Work instructions:
Produce a word-for-word copy of the listing below without its pictures.

Extracted records:

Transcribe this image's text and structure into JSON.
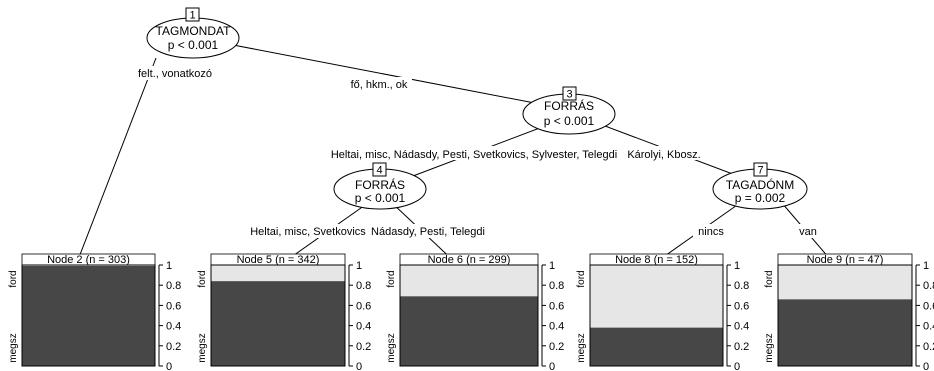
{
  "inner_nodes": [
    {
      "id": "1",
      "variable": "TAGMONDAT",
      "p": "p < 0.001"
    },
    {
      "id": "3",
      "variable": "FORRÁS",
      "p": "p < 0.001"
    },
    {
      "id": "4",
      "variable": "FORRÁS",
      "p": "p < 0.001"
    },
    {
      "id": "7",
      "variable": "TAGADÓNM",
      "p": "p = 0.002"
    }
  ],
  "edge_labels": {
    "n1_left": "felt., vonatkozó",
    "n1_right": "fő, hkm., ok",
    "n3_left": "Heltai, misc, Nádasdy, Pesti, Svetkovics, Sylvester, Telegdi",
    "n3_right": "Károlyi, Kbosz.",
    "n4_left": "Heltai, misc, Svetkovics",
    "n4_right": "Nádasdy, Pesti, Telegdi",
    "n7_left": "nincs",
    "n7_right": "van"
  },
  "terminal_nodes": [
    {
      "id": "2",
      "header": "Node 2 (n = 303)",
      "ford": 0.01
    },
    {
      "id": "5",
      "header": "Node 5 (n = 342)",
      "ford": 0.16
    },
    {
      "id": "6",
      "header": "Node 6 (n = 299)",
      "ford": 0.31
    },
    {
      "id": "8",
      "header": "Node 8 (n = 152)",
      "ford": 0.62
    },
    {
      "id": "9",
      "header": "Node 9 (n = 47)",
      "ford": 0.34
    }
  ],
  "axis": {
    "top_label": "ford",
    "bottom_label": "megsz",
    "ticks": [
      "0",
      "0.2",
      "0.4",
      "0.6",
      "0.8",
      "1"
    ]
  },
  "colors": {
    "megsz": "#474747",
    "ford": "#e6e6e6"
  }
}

Task result:
Transcribe this image's text and structure into JSON.
{
  "inner_nodes": [
    {
      "id": "1",
      "variable": "TAGMONDAT",
      "p": "p < 0.001"
    },
    {
      "id": "3",
      "variable": "FORRÁS",
      "p": "p < 0.001"
    },
    {
      "id": "4",
      "variable": "FORRÁS",
      "p": "p < 0.001"
    },
    {
      "id": "7",
      "variable": "TAGADÓNM",
      "p": "p = 0.002"
    }
  ],
  "edge_labels": {
    "n1_left": "felt., vonatkozó",
    "n1_right": "fő, hkm., ok",
    "n3_left": "Heltai, misc, Nádasdy, Pesti, Svetkovics, Sylvester, Telegdi",
    "n3_right": "Károlyi, Kbosz.",
    "n4_left": "Heltai, misc, Svetkovics",
    "n4_right": "Nádasdy, Pesti, Telegdi",
    "n7_left": "nincs",
    "n7_right": "van"
  },
  "terminal_nodes": [
    {
      "id": "2",
      "header": "Node 2 (n = 303)",
      "ford": 0.01
    },
    {
      "id": "5",
      "header": "Node 5 (n = 342)",
      "ford": 0.16
    },
    {
      "id": "6",
      "header": "Node 6 (n = 299)",
      "ford": 0.31
    },
    {
      "id": "8",
      "header": "Node 8 (n = 152)",
      "ford": 0.62
    },
    {
      "id": "9",
      "header": "Node 9 (n = 47)",
      "ford": 0.34
    }
  ],
  "axis": {
    "top_label": "ford",
    "bottom_label": "megsz",
    "ticks": [
      "0",
      "0.2",
      "0.4",
      "0.6",
      "0.8",
      "1"
    ]
  },
  "colors": {
    "megsz": "#474747",
    "ford": "#e6e6e6"
  }
}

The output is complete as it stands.